(Data items)
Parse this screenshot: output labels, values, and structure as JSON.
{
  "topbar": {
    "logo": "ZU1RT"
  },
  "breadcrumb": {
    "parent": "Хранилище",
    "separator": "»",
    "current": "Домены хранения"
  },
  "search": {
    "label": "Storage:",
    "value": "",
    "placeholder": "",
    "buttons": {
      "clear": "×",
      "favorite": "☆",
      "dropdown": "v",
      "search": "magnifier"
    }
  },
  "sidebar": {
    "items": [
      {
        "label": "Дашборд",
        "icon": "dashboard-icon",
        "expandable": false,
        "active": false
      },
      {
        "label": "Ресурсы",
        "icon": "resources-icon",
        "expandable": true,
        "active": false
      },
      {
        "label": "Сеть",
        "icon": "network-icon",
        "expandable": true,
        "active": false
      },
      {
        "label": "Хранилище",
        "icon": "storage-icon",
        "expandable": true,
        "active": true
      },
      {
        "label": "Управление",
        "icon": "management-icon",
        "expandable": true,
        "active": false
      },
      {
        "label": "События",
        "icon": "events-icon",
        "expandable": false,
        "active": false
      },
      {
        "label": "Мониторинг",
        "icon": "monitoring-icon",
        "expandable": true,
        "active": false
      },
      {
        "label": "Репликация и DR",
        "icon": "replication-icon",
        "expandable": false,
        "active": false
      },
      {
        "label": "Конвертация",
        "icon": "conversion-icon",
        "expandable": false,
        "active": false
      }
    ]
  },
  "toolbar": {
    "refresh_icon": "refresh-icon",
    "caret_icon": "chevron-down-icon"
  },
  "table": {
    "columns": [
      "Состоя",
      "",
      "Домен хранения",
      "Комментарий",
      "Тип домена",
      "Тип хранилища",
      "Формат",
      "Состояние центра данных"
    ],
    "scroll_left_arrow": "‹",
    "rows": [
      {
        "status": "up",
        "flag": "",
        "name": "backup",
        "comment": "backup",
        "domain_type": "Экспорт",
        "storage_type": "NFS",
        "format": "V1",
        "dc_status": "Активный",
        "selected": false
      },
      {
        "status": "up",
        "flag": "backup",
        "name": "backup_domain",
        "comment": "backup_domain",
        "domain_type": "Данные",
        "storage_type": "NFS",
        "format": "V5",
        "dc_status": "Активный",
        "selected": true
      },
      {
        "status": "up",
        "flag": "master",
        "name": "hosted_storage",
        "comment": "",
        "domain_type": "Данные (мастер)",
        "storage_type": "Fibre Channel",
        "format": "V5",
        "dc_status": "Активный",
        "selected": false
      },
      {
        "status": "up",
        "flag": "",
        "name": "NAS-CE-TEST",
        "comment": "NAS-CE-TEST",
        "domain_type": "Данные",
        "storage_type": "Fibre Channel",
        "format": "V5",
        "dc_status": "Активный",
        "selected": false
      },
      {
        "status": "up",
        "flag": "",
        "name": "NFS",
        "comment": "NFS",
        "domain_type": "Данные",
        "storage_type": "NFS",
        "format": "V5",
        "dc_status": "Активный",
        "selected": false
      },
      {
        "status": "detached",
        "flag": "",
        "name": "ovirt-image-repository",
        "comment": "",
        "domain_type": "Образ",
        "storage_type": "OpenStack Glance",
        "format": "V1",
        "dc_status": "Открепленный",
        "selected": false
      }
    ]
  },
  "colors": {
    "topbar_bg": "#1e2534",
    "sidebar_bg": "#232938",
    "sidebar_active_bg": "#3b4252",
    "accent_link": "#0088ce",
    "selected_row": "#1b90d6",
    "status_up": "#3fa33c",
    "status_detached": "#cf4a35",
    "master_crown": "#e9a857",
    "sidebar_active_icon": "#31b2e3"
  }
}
* * *
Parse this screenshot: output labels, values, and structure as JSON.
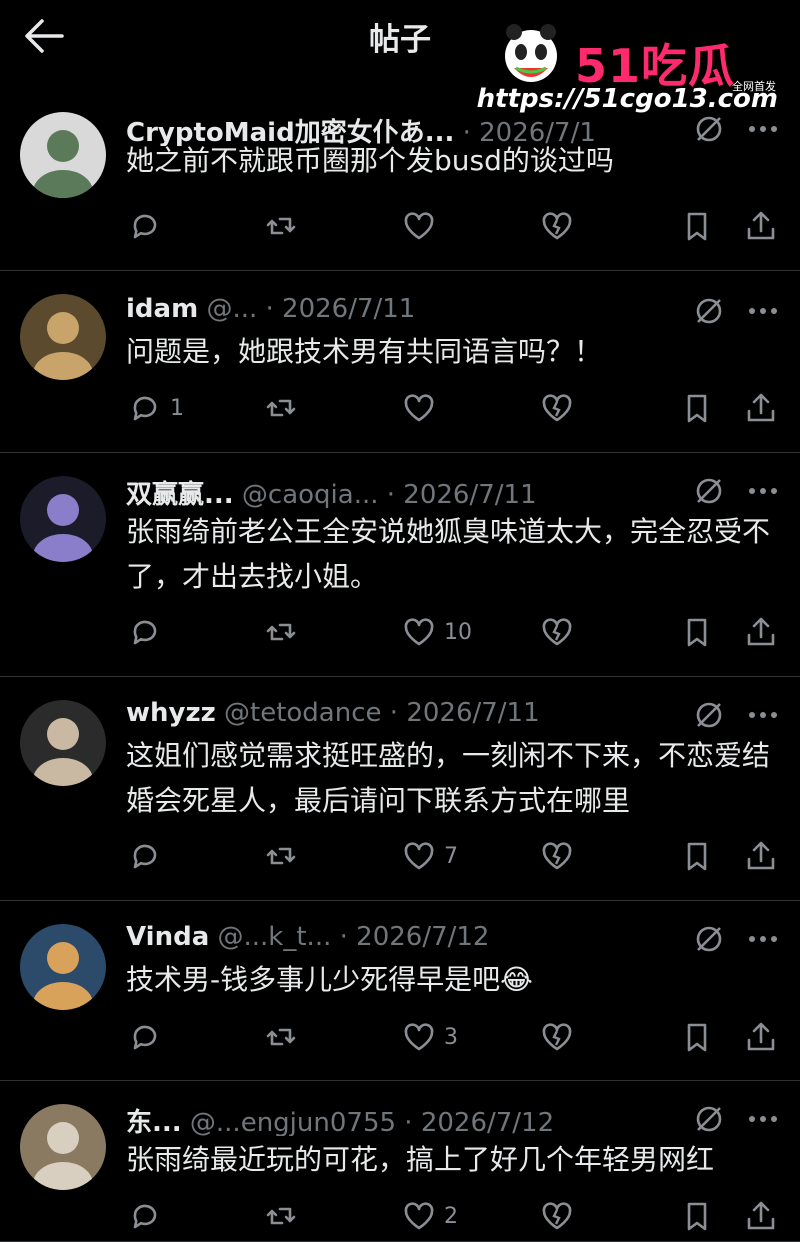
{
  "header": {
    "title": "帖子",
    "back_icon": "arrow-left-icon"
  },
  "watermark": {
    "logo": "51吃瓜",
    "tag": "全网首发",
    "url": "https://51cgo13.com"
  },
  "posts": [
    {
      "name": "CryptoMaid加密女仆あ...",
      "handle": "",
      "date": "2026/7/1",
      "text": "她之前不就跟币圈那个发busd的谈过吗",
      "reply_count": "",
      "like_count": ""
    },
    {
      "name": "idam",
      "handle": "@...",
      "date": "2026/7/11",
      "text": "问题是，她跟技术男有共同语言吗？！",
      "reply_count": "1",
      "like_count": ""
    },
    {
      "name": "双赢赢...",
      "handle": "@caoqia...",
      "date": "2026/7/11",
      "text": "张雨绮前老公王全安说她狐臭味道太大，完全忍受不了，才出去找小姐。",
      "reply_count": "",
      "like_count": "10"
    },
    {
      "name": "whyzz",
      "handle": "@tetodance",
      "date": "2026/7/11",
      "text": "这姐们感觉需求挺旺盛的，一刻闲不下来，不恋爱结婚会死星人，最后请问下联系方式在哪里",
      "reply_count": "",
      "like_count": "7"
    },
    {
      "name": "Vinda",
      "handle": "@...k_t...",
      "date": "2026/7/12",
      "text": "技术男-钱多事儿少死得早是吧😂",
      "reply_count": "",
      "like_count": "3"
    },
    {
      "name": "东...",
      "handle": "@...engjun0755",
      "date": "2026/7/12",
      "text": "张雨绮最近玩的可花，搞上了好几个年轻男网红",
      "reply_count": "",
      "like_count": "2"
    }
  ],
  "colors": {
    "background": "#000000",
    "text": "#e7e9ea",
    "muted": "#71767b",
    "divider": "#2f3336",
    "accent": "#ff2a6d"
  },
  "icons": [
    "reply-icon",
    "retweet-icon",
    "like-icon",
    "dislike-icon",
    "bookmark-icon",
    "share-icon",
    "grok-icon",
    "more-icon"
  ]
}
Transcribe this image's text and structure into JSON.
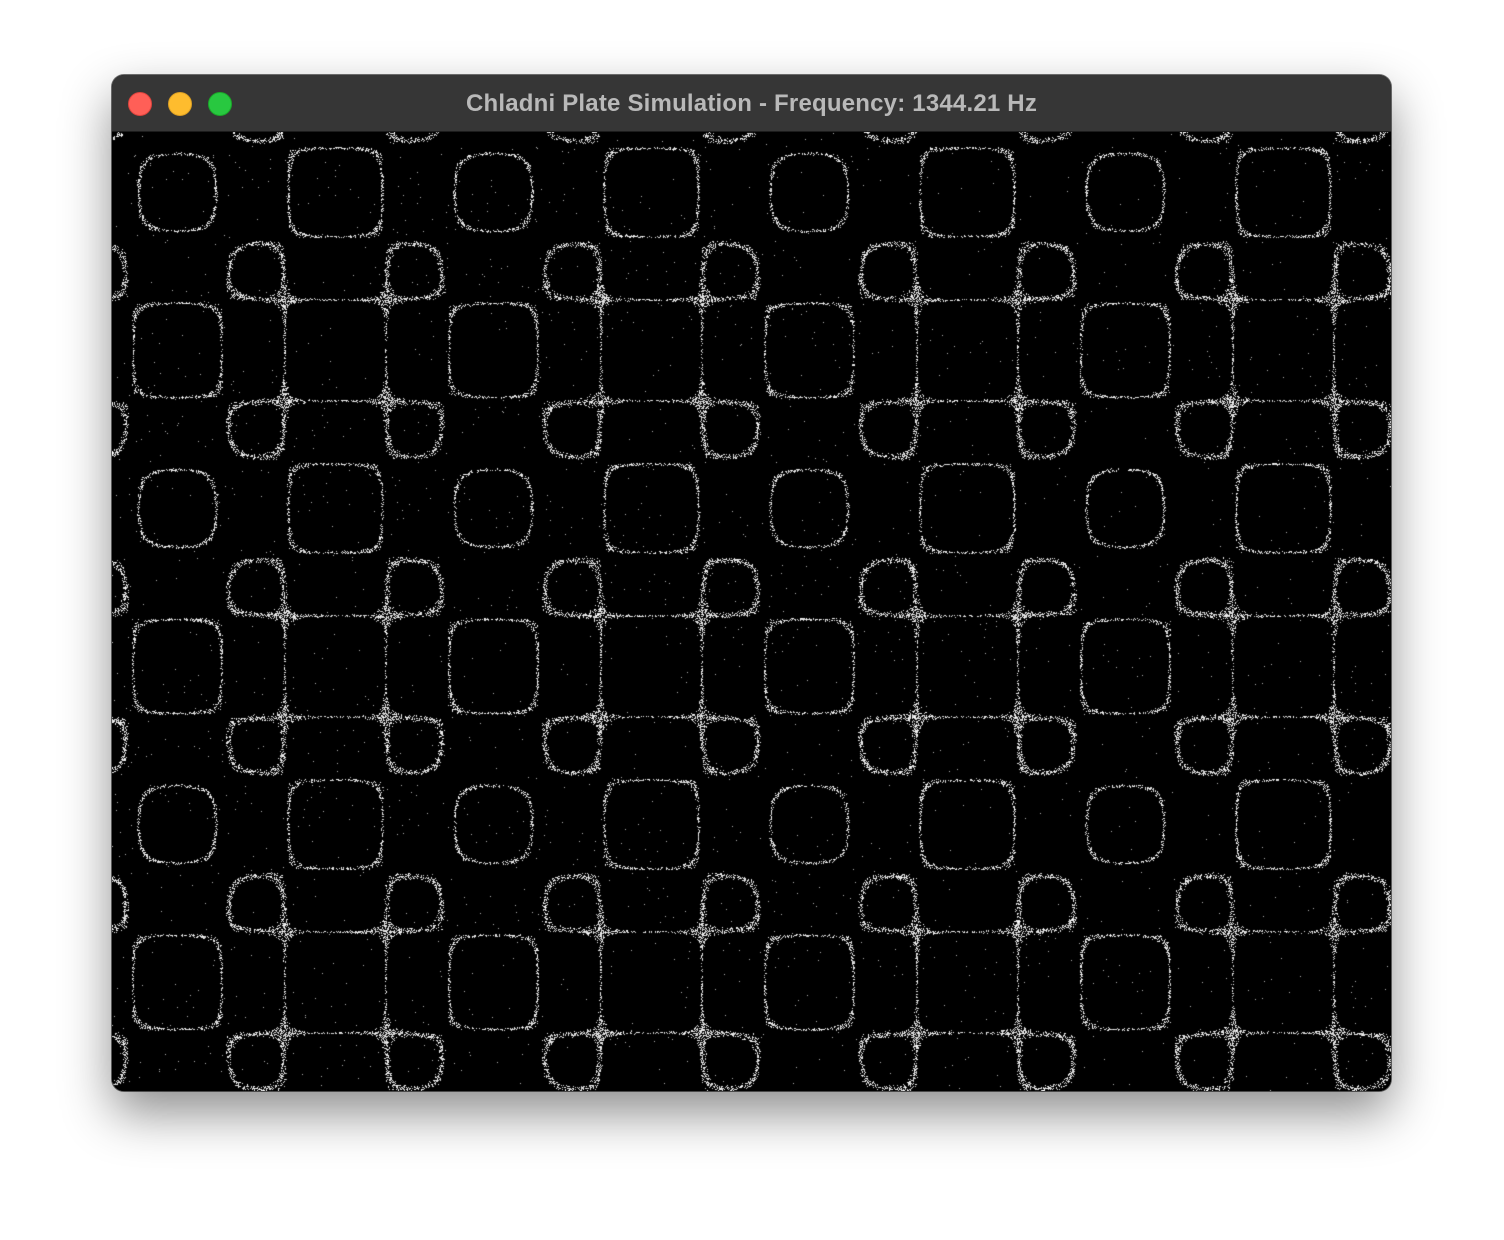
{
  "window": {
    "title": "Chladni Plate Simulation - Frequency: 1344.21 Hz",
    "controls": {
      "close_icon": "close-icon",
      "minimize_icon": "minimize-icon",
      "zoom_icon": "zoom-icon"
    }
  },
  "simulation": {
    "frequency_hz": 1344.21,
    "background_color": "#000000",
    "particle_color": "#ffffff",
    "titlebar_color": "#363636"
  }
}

— What you are asked to do —
From the entries above, list each line with "name" in it.

— Worked answer —
        "name": "backup",
        "name": "backup_domain",
        "name": "hosted_storage",
        "name": "NAS-CE-TEST",
        "name": "NFS",
        "name": "ovirt-image-repository",
      "name": "CryptoMaid加密女仆あ...",
      "name": "idam",
      "name": "双赢赢...",
      "name": "whyzz",
      "name": "Vinda",
      "name": "东...",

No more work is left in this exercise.